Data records
::::
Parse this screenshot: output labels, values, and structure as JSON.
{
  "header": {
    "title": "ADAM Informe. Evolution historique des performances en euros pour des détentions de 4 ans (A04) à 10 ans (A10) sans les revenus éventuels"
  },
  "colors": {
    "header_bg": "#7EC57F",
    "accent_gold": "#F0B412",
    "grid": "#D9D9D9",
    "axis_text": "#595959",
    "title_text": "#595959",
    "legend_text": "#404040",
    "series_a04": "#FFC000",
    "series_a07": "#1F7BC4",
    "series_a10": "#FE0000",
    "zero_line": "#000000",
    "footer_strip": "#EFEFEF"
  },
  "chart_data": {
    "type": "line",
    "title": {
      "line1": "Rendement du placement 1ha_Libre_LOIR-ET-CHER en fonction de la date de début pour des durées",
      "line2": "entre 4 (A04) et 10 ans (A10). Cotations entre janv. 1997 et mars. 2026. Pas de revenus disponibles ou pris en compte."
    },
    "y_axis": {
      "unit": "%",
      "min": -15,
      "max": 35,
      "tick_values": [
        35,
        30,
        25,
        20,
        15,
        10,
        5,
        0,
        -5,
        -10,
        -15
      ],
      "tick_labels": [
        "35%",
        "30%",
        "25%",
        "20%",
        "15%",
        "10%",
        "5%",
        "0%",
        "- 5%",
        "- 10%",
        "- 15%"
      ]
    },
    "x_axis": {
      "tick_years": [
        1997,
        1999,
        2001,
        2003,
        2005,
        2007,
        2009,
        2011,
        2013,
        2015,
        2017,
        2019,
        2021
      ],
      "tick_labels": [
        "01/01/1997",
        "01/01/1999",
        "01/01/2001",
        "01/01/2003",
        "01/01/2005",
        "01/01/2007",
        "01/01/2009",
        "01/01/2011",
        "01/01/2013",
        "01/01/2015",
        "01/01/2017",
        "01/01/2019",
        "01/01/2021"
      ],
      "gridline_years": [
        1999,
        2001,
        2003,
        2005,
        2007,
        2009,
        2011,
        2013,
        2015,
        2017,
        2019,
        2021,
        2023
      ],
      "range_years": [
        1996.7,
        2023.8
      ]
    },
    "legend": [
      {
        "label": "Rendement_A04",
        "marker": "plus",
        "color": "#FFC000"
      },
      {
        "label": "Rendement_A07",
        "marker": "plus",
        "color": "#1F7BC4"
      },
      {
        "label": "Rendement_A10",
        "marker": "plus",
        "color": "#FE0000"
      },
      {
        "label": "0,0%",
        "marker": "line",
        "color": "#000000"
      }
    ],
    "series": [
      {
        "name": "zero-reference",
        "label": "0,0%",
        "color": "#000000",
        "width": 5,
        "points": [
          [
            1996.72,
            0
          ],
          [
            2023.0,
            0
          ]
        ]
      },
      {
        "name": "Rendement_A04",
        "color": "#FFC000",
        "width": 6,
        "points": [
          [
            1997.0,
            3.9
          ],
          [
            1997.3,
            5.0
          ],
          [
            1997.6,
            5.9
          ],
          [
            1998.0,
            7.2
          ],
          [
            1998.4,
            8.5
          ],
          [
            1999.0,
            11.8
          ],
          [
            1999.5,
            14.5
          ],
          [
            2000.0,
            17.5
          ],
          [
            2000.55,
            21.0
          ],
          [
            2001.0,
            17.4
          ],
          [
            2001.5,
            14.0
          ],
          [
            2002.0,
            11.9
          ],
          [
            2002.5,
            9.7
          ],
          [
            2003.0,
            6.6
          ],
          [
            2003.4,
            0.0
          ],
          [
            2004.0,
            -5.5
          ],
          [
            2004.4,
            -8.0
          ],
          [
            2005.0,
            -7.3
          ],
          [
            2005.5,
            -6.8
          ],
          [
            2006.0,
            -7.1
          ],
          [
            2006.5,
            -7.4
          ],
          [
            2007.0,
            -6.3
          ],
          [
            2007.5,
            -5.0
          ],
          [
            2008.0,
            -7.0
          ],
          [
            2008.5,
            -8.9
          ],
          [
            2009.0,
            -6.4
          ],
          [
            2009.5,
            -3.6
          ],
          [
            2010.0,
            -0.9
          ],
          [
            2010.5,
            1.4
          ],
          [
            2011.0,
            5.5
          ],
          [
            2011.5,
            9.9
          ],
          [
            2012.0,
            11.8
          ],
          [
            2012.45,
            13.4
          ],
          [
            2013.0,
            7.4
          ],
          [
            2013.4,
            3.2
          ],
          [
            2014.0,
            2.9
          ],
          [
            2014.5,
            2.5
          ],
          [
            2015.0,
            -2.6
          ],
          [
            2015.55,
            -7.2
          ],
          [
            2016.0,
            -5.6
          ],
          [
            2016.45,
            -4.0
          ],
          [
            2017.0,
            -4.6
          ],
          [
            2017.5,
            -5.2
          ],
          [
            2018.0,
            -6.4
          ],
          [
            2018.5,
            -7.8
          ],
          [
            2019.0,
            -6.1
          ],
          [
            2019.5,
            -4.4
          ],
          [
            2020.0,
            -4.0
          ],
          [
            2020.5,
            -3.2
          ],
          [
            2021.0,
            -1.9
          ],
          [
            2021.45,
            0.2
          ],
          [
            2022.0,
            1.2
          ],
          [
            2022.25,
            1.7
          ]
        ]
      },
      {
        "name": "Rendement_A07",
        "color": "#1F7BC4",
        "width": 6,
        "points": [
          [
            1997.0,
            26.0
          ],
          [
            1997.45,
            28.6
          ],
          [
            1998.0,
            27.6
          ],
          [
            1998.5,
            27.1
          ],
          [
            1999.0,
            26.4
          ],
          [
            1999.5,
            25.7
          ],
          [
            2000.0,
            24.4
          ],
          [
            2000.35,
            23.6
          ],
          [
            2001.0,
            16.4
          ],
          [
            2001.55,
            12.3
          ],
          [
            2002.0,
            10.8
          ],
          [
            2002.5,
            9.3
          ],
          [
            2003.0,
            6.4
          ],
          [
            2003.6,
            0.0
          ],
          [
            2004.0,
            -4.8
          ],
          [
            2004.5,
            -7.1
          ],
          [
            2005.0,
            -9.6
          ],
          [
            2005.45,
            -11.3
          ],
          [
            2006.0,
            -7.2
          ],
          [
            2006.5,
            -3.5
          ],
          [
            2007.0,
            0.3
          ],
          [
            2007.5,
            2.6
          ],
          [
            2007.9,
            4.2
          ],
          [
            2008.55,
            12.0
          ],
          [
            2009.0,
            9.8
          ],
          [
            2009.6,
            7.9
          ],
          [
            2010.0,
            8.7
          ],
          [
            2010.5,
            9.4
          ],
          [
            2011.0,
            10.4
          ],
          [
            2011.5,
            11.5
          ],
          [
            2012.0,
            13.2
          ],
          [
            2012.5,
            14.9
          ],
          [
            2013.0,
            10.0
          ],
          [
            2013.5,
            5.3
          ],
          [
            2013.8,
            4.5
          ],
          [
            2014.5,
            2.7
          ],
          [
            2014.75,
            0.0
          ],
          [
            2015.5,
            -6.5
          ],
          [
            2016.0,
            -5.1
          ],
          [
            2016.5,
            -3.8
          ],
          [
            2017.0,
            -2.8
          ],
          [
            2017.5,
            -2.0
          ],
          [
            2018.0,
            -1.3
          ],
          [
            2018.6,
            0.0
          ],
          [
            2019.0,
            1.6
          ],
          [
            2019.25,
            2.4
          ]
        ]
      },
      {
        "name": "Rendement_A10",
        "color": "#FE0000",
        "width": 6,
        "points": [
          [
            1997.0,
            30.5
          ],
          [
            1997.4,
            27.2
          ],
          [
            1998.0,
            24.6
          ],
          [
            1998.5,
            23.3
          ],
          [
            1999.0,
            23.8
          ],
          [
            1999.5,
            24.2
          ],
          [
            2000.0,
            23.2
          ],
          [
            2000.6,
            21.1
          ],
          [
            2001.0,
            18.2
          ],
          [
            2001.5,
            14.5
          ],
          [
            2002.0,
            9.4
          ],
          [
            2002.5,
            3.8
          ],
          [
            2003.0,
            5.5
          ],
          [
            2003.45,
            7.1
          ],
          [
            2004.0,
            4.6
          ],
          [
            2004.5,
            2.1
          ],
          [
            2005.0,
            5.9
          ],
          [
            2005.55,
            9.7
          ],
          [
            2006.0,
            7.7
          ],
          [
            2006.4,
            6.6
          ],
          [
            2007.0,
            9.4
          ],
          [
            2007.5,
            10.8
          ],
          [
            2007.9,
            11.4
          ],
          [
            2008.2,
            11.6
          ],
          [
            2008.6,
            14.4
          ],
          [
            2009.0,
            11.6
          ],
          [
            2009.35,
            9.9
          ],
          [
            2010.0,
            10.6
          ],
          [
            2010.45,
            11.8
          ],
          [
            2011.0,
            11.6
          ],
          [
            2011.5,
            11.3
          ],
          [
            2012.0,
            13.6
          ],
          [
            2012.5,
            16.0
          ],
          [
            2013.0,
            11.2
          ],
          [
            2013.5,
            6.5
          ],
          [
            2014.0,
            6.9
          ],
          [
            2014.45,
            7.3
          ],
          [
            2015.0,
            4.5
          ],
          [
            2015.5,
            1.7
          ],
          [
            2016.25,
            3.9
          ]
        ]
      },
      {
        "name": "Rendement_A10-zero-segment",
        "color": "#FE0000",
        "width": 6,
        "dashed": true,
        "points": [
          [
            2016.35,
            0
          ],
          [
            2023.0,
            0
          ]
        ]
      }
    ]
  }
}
::::
For each line above that contains the word "pour", copy that line.

    "title": "ADAM Informe. Evolution historique des performances en euros pour des détentions de 4 ans (A04) à 10 ans (A10) sans les revenus éventuels"
      "line1": "Rendement du placement 1ha_Libre_LOIR-ET-CHER en fonction de la date de début pour des durées",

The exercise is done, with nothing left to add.